_Exercise goal_
Go through the records underneath and count the lines that include the string "Magic". Give nothing but the number.

%%

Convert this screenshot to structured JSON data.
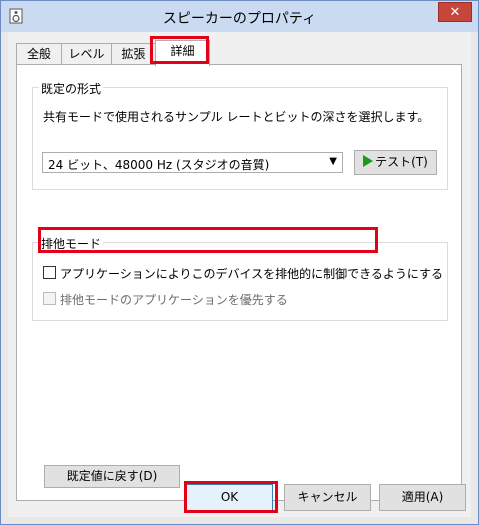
{
  "window": {
    "title": "スピーカーのプロパティ",
    "close_label": "✕"
  },
  "tabs": [
    {
      "label": "全般"
    },
    {
      "label": "レベル"
    },
    {
      "label": "拡張"
    },
    {
      "label": "詳細",
      "active": true
    }
  ],
  "default_format": {
    "group_label": "既定の形式",
    "description": "共有モードで使用されるサンプル レートとビットの深さを選択します。",
    "selected_value": "24 ビット、48000 Hz (スタジオの音質)",
    "test_button_label": "テスト(T)"
  },
  "exclusive_mode": {
    "group_label": "排他モード",
    "option1_label": "アプリケーションによりこのデバイスを排他的に制御できるようにする",
    "option1_checked": false,
    "option2_label": "排他モードのアプリケーションを優先する",
    "option2_checked": false,
    "option2_enabled": false
  },
  "buttons": {
    "restore_defaults": "既定値に戻す(D)",
    "ok": "OK",
    "cancel": "キャンセル",
    "apply": "適用(A)"
  },
  "colors": {
    "highlight": "#e5001a",
    "titlebar": "#c9daf1",
    "close": "#c7463a",
    "play_icon": "#1a9c1a"
  }
}
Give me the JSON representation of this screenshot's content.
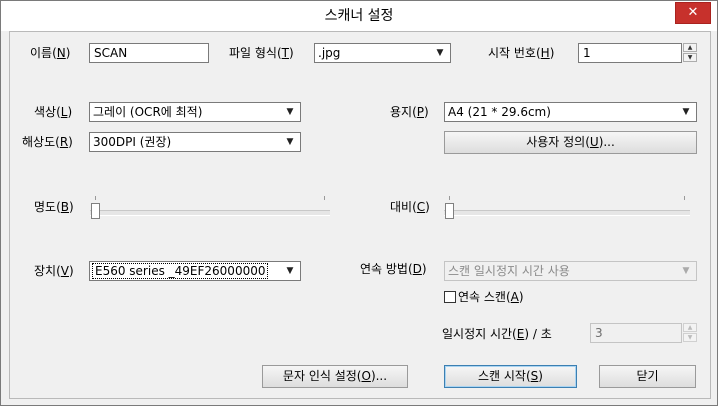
{
  "window": {
    "title": "스캐너 설정",
    "close_glyph": "✕"
  },
  "name": {
    "label_pre": "이름(",
    "key": "N",
    "label_post": ")",
    "value": "SCAN"
  },
  "file_format": {
    "label_pre": "파일 형식(",
    "key": "T",
    "label_post": ")",
    "value": ".jpg"
  },
  "start_number": {
    "label_pre": "시작 번호(",
    "key": "H",
    "label_post": ")",
    "value": "1"
  },
  "color": {
    "label_pre": "색상(",
    "key": "L",
    "label_post": ")",
    "value": "그레이 (OCR에 최적)"
  },
  "resolution": {
    "label_pre": "해상도(",
    "key": "R",
    "label_post": ")",
    "value": "300DPI (권장)"
  },
  "paper": {
    "label_pre": "용지(",
    "key": "P",
    "label_post": ")",
    "value": "A4 (21 * 29.6cm)"
  },
  "custom_button": {
    "label_pre": "사용자 정의(",
    "key": "U",
    "label_post": ")..."
  },
  "brightness": {
    "label_pre": "명도(",
    "key": "B",
    "label_post": ")",
    "level": 0
  },
  "contrast": {
    "label_pre": "대비(",
    "key": "C",
    "label_post": ")",
    "level": 0
  },
  "device": {
    "label_pre": "장치(",
    "key": "V",
    "label_post": ")",
    "value": "E560 series _49EF26000000"
  },
  "continuous_method": {
    "label_pre": "연속 방법(",
    "key": "D",
    "label_post": ")",
    "value": "스캔 일시정지 시간 사용"
  },
  "continuous_scan": {
    "label_pre": "연속 스캔(",
    "key": "A",
    "label_post": ")",
    "checked": false
  },
  "pause_time": {
    "label_pre": "일시정지 시간(",
    "key": "E",
    "label_post": ") / 초",
    "value": "3"
  },
  "buttons": {
    "ocr_pre": "문자 인식 설정(",
    "ocr_key": "O",
    "ocr_post": ")...",
    "start_pre": "스캔 시작(",
    "start_key": "S",
    "start_post": ")",
    "close": "닫기"
  },
  "icons": {
    "combo_arrow": "▼",
    "spin_up": "▲",
    "spin_down": "▼"
  }
}
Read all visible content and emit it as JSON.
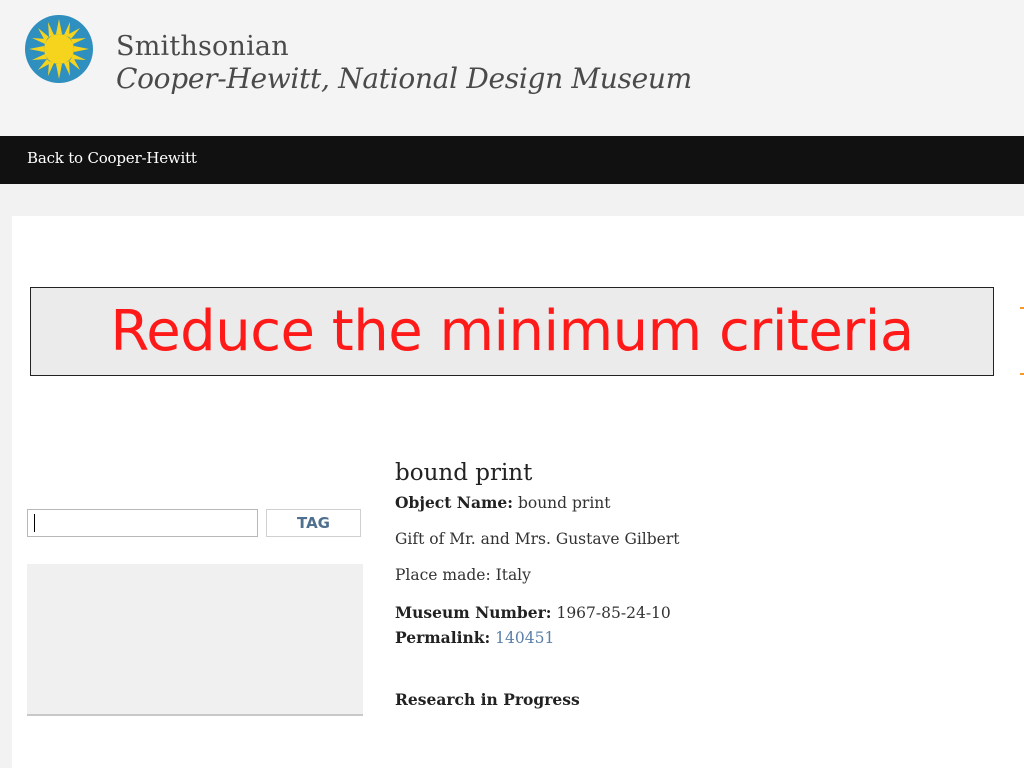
{
  "header": {
    "brand_line1": "Smithsonian",
    "brand_line2": "Cooper-Hewitt, National Design Museum",
    "logo_icon": "sun-logo-icon",
    "logo_colors": {
      "ring": "#2f8fbf",
      "sun": "#f6d31c"
    }
  },
  "nav": {
    "back_link": "Back to Cooper-Hewitt"
  },
  "overlay": {
    "text": "Reduce the minimum criteria",
    "text_color": "#ff1a1a"
  },
  "tagging": {
    "input_value": "",
    "button_label": "TAG"
  },
  "object": {
    "title": "bound print",
    "object_name_label": "Object Name:",
    "object_name_value": "bound print",
    "credit": "Gift of Mr. and Mrs. Gustave Gilbert",
    "place_made": "Place made: Italy",
    "museum_number_label": "Museum Number:",
    "museum_number_value": "1967-85-24-10",
    "permalink_label": "Permalink:",
    "permalink_value": "140451",
    "research_note": "Research in Progress"
  }
}
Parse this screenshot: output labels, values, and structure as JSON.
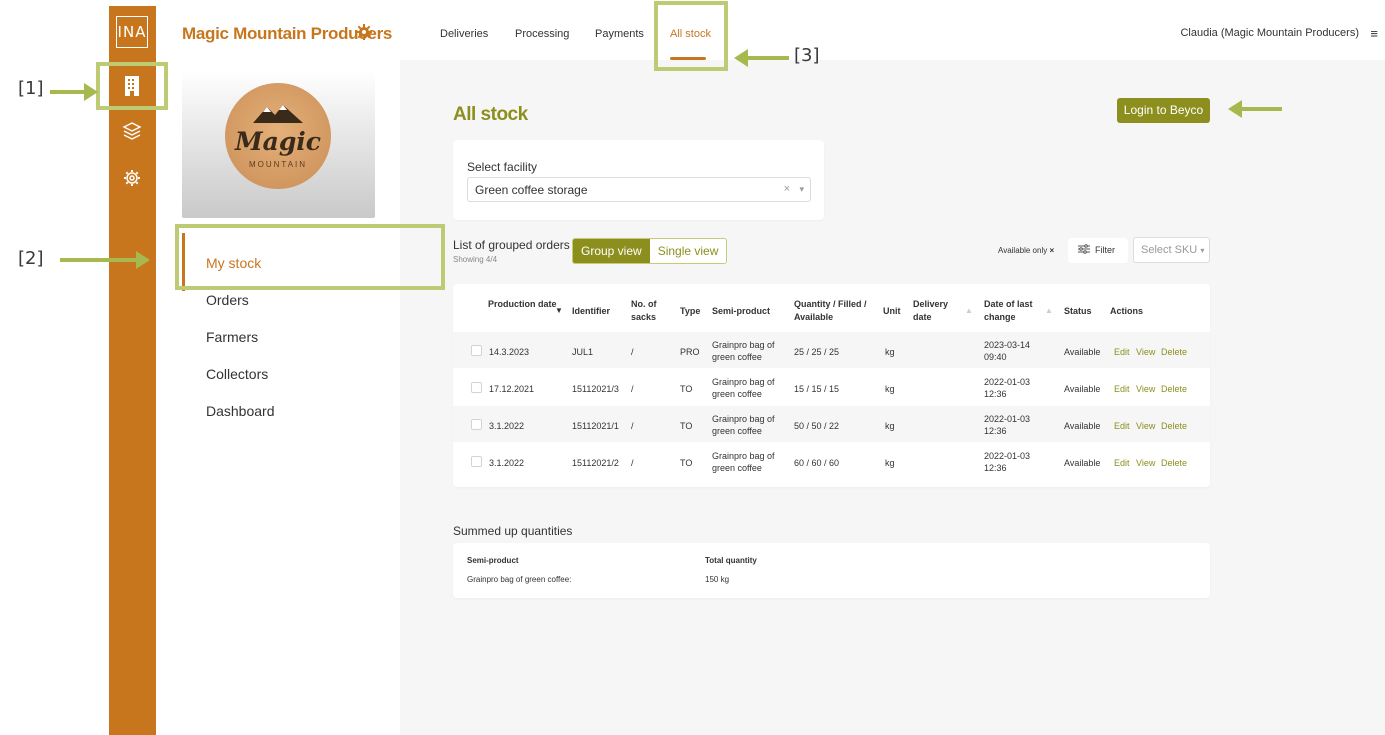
{
  "annotations": {
    "label1": "[1]",
    "label2": "[2]",
    "label3": "[3]"
  },
  "rail": {
    "logo": "INA"
  },
  "sidebar": {
    "company": "Magic Mountain Producers",
    "logo": {
      "word1": "Magic",
      "word2": "MOUNTAIN"
    },
    "items": [
      {
        "label": "My stock"
      },
      {
        "label": "Orders"
      },
      {
        "label": "Farmers"
      },
      {
        "label": "Collectors"
      },
      {
        "label": "Dashboard"
      }
    ]
  },
  "topbar": {
    "tabs": [
      {
        "label": "Deliveries"
      },
      {
        "label": "Processing"
      },
      {
        "label": "Payments"
      },
      {
        "label": "All stock"
      }
    ],
    "user": "Claudia (Magic Mountain Producers)"
  },
  "page": {
    "title": "All stock",
    "login_button": "Login to Beyco",
    "facility_label": "Select facility",
    "facility_value": "Green coffee storage",
    "list_title": "List of grouped orders",
    "showing": "Showing 4/4",
    "group_view": "Group view",
    "single_view": "Single view",
    "available_only": "Available only",
    "filter": "Filter",
    "select_sku": "Select SKU"
  },
  "table": {
    "headers": {
      "production_date": "Production date",
      "identifier": "Identifier",
      "sacks": "No. of sacks",
      "type": "Type",
      "semi_product": "Semi-product",
      "quantity": "Quantity / Filled / Available",
      "unit": "Unit",
      "delivery_date": "Delivery date",
      "last_change": "Date of last change",
      "status": "Status",
      "actions": "Actions"
    },
    "rows": [
      {
        "date": "14.3.2023",
        "identifier": "JUL1",
        "sacks": "/",
        "type": "PRO",
        "semi": "Grainpro bag of green coffee",
        "qty": "25 / 25 / 25",
        "unit": "kg",
        "last_change": "2023-03-14 09:40",
        "status": "Available"
      },
      {
        "date": "17.12.2021",
        "identifier": "15112021/3",
        "sacks": "/",
        "type": "TO",
        "semi": "Grainpro bag of green coffee",
        "qty": "15 / 15 / 15",
        "unit": "kg",
        "last_change": "2022-01-03 12:36",
        "status": "Available"
      },
      {
        "date": "3.1.2022",
        "identifier": "15112021/1",
        "sacks": "/",
        "type": "TO",
        "semi": "Grainpro bag of green coffee",
        "qty": "50 / 50 / 22",
        "unit": "kg",
        "last_change": "2022-01-03 12:36",
        "status": "Available"
      },
      {
        "date": "3.1.2022",
        "identifier": "15112021/2",
        "sacks": "/",
        "type": "TO",
        "semi": "Grainpro bag of green coffee",
        "qty": "60 / 60 / 60",
        "unit": "kg",
        "last_change": "2022-01-03 12:36",
        "status": "Available"
      }
    ],
    "actions": {
      "edit": "Edit",
      "view": "View",
      "delete": "Delete"
    }
  },
  "summary": {
    "title": "Summed up quantities",
    "col_semi": "Semi-product",
    "col_total": "Total quantity",
    "rows": [
      {
        "semi": "Grainpro bag of green coffee:",
        "total": "150 kg"
      }
    ]
  },
  "colors": {
    "brand_orange": "#c8761d",
    "olive": "#8c8f1d",
    "annotation_green": "#a6b94e"
  }
}
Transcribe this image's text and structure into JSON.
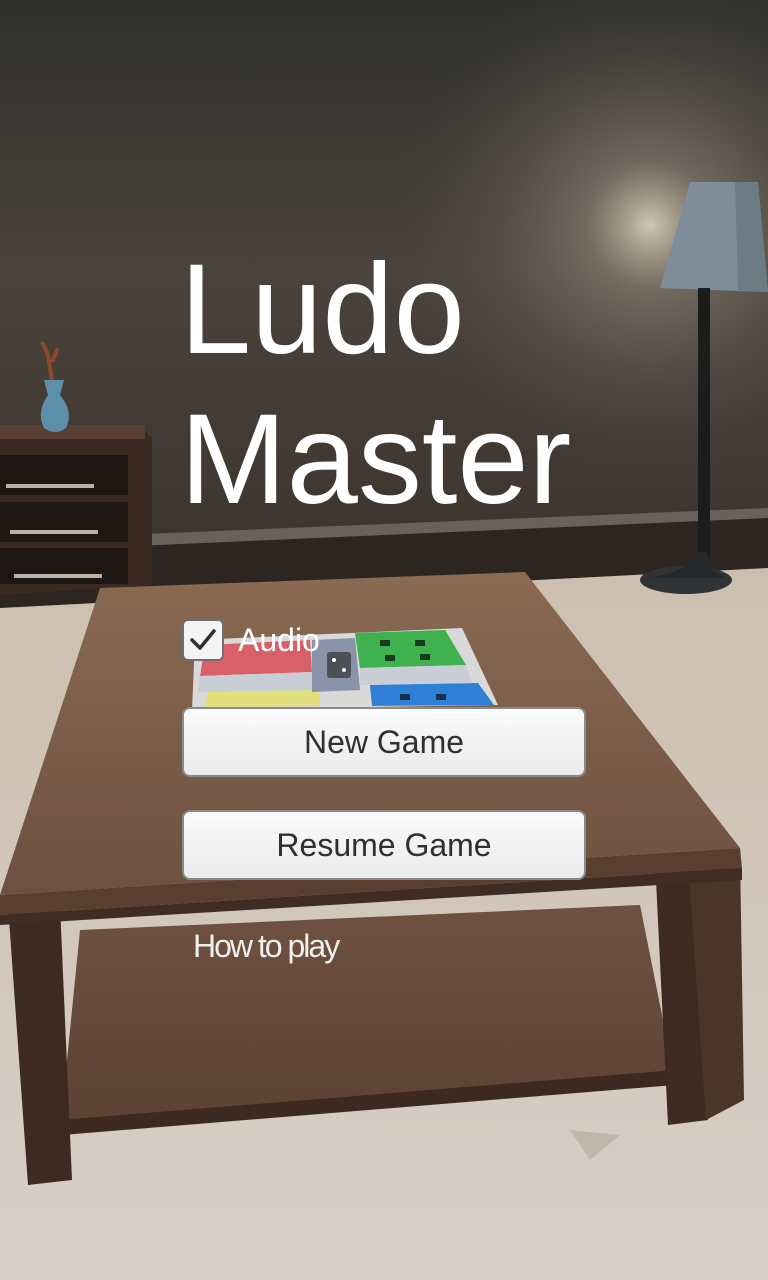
{
  "title": {
    "line1": "Ludo",
    "line2": "Master"
  },
  "audio": {
    "label": "Audio",
    "checked": true
  },
  "buttons": {
    "new_game": "New Game",
    "resume_game": "Resume Game"
  },
  "links": {
    "how_to_play": "How to play"
  },
  "icons": {
    "checkbox_mark": "checkmark-icon"
  },
  "colors": {
    "title": "#ffffff",
    "button_bg": "#f2f2f2",
    "button_text": "#303030",
    "board_red": "#d9606a",
    "board_green": "#3fb24f",
    "board_blue": "#2f7fd6",
    "board_yellow": "#e2e07a"
  }
}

%%

_Answer to this problem_
3